Written task —
Below are some entries. Copy each line that holds the string "will".

^^^^^^^^^^^^^^^^

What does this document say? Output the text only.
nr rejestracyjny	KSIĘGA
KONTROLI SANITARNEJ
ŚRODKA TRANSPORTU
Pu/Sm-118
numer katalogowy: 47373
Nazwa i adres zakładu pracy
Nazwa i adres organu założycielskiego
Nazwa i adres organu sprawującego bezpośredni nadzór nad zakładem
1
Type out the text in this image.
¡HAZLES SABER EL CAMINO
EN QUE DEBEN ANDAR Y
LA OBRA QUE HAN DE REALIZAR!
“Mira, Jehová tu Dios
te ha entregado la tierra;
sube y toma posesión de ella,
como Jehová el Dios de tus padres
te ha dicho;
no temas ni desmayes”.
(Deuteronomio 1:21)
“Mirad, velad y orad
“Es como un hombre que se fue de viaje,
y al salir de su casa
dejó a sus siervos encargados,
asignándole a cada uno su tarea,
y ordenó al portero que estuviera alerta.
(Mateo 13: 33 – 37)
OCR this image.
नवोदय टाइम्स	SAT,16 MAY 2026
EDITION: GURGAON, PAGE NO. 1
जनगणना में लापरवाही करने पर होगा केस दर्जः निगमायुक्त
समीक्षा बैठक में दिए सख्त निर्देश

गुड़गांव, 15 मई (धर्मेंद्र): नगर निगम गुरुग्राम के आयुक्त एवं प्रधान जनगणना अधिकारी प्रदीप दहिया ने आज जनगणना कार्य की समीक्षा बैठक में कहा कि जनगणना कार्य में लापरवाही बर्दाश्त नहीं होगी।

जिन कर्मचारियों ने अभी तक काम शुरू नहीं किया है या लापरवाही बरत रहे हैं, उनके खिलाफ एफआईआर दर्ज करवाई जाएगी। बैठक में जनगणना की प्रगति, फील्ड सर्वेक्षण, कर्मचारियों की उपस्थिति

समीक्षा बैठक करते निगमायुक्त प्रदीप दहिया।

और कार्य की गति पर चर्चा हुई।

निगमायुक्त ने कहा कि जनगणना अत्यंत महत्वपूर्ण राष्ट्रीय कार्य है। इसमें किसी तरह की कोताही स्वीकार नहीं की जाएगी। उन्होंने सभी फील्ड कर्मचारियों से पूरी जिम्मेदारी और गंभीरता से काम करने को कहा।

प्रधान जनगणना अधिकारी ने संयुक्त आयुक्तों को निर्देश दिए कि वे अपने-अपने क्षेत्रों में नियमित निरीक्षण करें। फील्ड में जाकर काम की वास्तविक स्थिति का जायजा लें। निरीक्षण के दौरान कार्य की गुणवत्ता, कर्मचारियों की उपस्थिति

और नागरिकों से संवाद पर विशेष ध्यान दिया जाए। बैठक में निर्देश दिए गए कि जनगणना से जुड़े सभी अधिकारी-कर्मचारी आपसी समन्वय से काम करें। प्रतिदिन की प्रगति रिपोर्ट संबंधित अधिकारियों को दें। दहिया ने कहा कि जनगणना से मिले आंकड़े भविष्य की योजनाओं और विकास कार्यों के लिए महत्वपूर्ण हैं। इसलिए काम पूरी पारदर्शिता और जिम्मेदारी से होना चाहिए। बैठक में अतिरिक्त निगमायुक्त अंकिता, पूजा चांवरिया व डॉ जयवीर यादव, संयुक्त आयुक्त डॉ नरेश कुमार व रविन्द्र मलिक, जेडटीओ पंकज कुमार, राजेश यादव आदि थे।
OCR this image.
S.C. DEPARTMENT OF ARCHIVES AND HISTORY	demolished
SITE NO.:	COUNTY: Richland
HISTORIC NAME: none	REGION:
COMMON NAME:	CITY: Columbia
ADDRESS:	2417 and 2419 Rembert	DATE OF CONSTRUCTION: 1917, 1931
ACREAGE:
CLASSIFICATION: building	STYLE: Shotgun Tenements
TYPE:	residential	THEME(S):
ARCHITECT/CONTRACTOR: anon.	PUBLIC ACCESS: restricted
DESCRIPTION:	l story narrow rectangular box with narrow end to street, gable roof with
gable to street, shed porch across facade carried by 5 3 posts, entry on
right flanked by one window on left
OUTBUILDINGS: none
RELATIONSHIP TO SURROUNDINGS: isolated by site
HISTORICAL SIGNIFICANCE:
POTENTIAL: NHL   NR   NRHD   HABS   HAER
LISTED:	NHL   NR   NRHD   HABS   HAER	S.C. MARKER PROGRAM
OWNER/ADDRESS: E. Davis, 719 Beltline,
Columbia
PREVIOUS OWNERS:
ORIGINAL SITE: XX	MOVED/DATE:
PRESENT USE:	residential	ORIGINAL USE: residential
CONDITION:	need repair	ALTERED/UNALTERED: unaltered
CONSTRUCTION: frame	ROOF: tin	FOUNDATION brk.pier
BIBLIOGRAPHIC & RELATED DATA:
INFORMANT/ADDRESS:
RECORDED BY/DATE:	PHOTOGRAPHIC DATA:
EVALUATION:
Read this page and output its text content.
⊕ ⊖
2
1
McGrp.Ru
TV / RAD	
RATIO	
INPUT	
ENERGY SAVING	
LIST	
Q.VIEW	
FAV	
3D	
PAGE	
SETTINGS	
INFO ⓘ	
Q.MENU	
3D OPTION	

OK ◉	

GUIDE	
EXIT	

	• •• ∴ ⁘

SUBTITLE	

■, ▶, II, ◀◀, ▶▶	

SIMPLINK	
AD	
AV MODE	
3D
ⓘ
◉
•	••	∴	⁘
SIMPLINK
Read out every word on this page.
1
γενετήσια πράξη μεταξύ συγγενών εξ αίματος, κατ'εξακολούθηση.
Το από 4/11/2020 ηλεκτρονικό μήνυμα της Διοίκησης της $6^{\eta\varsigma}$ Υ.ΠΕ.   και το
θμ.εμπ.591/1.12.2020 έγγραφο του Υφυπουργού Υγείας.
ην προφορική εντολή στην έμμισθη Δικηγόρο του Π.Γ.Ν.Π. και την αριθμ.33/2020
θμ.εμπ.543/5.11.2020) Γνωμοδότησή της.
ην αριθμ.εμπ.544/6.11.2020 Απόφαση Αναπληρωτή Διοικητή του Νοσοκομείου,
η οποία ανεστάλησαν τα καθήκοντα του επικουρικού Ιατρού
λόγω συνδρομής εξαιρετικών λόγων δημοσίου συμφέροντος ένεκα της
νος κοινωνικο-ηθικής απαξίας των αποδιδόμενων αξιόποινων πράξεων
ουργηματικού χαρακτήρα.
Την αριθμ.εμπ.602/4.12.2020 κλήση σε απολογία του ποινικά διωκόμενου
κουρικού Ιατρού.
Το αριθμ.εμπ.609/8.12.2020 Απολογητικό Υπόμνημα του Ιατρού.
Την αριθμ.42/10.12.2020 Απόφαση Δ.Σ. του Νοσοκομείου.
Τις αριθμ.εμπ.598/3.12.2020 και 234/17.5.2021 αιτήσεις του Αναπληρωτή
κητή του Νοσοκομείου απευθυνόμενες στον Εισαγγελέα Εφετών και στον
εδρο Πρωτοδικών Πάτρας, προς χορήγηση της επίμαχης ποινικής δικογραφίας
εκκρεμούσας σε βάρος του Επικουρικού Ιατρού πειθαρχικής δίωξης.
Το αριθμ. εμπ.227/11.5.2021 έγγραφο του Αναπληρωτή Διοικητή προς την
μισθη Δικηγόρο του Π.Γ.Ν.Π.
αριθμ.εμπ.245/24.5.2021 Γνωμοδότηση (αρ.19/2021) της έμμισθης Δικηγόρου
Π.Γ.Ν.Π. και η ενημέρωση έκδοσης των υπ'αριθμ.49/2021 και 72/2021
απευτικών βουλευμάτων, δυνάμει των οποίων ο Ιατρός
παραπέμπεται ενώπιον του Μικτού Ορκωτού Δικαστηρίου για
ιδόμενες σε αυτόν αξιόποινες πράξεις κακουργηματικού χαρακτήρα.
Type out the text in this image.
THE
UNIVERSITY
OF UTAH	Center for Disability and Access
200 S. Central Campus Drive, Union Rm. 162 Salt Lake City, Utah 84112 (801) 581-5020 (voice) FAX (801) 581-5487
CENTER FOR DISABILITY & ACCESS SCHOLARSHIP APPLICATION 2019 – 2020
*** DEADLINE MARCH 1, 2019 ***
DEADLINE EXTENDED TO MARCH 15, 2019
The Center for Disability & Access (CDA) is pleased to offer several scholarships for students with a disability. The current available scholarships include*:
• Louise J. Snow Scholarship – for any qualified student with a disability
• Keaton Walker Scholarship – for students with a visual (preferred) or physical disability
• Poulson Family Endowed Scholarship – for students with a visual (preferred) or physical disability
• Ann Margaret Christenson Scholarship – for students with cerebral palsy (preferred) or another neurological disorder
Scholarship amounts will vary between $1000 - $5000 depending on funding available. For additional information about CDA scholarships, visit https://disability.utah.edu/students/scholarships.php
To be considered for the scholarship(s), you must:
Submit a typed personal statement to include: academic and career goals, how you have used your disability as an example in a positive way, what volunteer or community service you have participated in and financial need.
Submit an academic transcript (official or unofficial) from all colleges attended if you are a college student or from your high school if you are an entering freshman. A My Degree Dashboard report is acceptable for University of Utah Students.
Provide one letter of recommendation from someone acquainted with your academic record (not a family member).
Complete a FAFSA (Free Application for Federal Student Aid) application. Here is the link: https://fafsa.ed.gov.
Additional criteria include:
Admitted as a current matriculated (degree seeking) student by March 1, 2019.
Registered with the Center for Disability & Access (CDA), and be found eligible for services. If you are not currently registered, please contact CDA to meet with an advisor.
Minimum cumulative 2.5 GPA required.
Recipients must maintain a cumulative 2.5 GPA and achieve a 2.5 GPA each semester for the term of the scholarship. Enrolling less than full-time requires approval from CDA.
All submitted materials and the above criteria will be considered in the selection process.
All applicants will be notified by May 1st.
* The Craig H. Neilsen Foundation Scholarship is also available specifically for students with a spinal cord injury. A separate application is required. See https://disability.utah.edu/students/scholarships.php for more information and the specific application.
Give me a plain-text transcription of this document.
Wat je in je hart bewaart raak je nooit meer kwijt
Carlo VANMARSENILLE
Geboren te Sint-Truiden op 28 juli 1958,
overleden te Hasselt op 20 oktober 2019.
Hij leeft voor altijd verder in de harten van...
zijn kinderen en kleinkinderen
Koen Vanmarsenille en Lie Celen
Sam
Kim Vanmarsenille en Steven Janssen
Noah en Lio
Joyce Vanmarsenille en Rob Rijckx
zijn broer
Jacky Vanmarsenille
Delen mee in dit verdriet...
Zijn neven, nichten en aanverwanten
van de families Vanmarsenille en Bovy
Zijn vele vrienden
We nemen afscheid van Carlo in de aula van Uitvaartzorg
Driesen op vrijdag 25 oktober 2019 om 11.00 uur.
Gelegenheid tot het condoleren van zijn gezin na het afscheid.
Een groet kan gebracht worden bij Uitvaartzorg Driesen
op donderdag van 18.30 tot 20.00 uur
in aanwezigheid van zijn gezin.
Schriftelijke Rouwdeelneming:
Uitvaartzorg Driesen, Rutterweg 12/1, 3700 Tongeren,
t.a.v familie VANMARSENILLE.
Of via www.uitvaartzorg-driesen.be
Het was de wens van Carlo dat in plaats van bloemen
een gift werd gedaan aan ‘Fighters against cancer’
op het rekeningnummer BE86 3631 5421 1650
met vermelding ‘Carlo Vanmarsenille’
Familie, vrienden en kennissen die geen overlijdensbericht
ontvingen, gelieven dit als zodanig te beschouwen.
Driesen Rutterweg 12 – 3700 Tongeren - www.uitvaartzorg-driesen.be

^^^^^^^^^^^^^^^^

Finished task —
Scholarship amounts will vary between $1000 - $5000 depending on funding available. For additional information about CDA scholarships, visit https://disability.utah.edu/students/scholarships.php
All submitted materials and the above criteria will be considered in the selection process.
All applicants will be notified by May 1st.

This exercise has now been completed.